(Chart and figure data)
########################################
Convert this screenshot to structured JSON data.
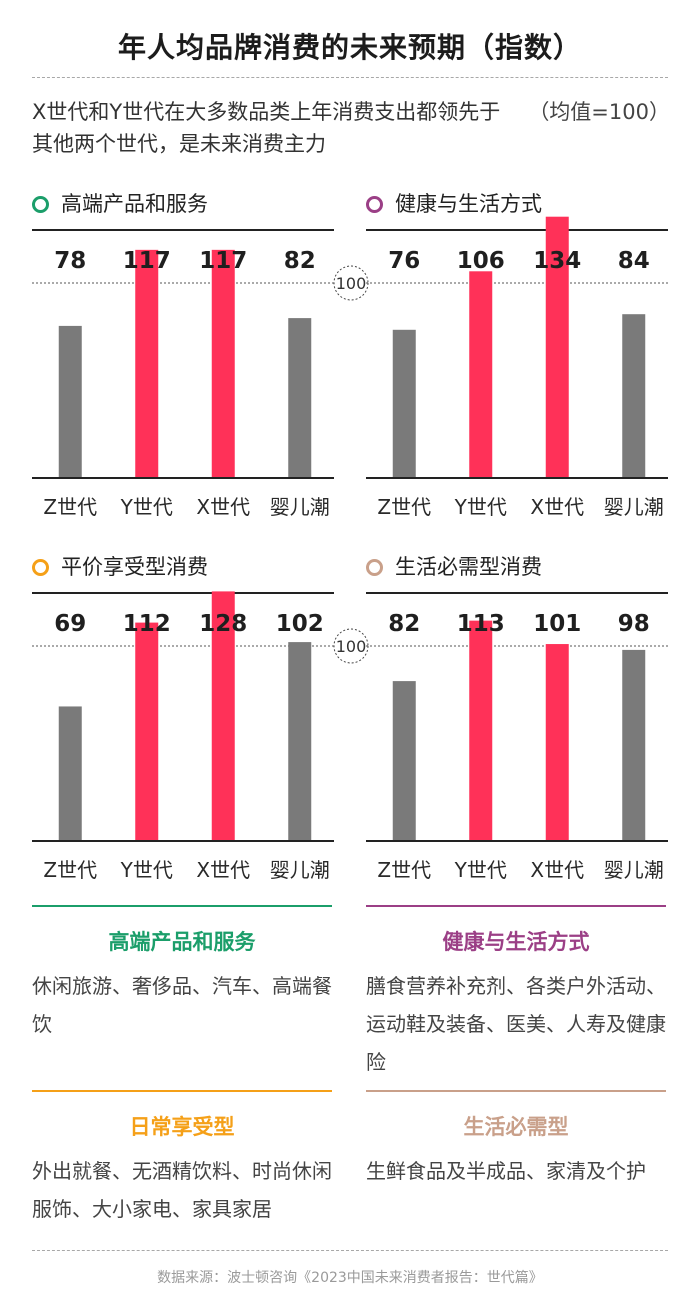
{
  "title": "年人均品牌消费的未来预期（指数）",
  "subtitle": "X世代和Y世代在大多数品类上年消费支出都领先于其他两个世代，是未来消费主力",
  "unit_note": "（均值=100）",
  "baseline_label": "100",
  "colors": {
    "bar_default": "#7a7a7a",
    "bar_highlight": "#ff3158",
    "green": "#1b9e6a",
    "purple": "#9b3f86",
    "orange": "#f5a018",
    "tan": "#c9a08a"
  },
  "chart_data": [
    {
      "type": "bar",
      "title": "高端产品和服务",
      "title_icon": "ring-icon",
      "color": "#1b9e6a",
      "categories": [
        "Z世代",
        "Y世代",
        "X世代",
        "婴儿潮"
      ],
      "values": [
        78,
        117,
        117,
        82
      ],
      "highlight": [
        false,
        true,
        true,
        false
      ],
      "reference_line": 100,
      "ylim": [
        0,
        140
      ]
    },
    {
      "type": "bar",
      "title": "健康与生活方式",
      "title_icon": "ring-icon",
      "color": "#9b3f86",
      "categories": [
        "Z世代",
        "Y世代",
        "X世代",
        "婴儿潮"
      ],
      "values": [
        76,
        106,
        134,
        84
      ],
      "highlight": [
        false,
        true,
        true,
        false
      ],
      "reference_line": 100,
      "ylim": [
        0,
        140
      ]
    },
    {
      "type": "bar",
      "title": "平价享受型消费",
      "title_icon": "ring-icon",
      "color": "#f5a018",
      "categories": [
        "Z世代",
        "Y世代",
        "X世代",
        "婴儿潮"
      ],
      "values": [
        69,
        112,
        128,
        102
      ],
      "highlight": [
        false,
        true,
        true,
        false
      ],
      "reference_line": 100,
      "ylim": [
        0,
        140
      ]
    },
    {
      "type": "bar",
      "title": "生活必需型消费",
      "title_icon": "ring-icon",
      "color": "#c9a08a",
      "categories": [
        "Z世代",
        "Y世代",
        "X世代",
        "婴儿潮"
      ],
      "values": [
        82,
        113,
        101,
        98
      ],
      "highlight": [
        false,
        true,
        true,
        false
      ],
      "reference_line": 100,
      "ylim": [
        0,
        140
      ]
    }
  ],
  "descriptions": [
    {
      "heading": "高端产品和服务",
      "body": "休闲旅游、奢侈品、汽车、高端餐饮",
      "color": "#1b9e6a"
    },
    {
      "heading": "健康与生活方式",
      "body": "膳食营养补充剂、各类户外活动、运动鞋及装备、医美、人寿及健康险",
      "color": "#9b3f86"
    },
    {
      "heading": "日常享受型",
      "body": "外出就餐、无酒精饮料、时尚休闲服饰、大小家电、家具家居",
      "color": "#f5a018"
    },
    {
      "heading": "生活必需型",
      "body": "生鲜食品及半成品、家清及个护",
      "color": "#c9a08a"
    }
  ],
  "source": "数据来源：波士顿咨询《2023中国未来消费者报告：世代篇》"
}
########################################
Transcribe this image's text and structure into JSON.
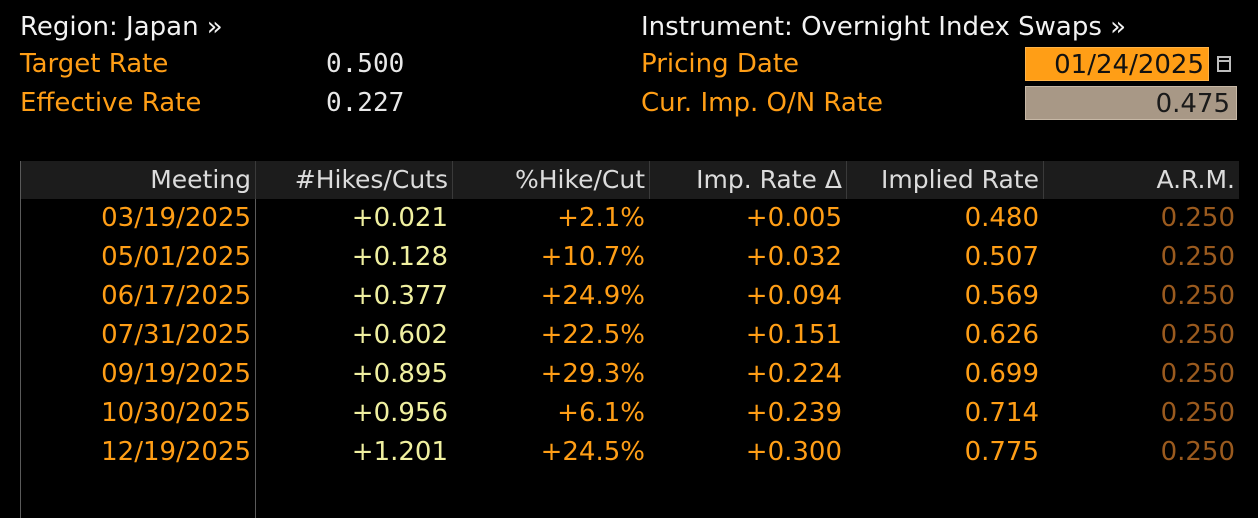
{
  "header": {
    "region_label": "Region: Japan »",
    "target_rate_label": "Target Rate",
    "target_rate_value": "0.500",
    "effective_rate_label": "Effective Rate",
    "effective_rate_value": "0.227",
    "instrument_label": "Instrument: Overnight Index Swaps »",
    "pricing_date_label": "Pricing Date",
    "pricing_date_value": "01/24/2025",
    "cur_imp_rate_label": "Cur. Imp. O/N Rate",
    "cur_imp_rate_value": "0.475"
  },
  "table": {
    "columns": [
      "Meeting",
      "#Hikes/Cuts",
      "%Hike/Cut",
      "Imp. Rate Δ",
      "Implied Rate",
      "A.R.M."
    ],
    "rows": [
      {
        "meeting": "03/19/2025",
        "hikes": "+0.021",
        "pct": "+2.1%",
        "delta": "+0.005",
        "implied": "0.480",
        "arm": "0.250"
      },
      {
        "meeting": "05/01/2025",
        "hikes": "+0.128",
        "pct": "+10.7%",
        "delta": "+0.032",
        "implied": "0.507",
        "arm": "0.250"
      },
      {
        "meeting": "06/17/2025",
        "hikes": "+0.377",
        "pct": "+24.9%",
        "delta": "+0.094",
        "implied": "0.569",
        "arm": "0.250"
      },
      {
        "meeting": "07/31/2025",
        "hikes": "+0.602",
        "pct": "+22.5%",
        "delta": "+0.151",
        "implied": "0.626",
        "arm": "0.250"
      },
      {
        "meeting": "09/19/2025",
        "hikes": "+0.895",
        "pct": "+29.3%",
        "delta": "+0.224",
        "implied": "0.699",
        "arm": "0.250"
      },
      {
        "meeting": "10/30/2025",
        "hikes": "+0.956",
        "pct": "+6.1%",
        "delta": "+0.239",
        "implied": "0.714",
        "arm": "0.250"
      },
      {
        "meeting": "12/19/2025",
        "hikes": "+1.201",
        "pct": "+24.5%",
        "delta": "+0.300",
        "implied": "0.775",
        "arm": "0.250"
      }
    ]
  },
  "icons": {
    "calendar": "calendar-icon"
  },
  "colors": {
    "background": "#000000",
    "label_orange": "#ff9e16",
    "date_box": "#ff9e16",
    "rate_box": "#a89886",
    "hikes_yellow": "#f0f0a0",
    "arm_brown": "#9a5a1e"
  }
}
########################################
▶ **YOUR GOAL**
Copy each line above where the string "delta" occurs.

▶ **EXERCISE ANSWER**
        "delta": "+0.005",
        "delta": "+0.032",
        "delta": "+0.094",
        "delta": "+0.151",
        "delta": "+0.224",
        "delta": "+0.239",
        "delta": "+0.300",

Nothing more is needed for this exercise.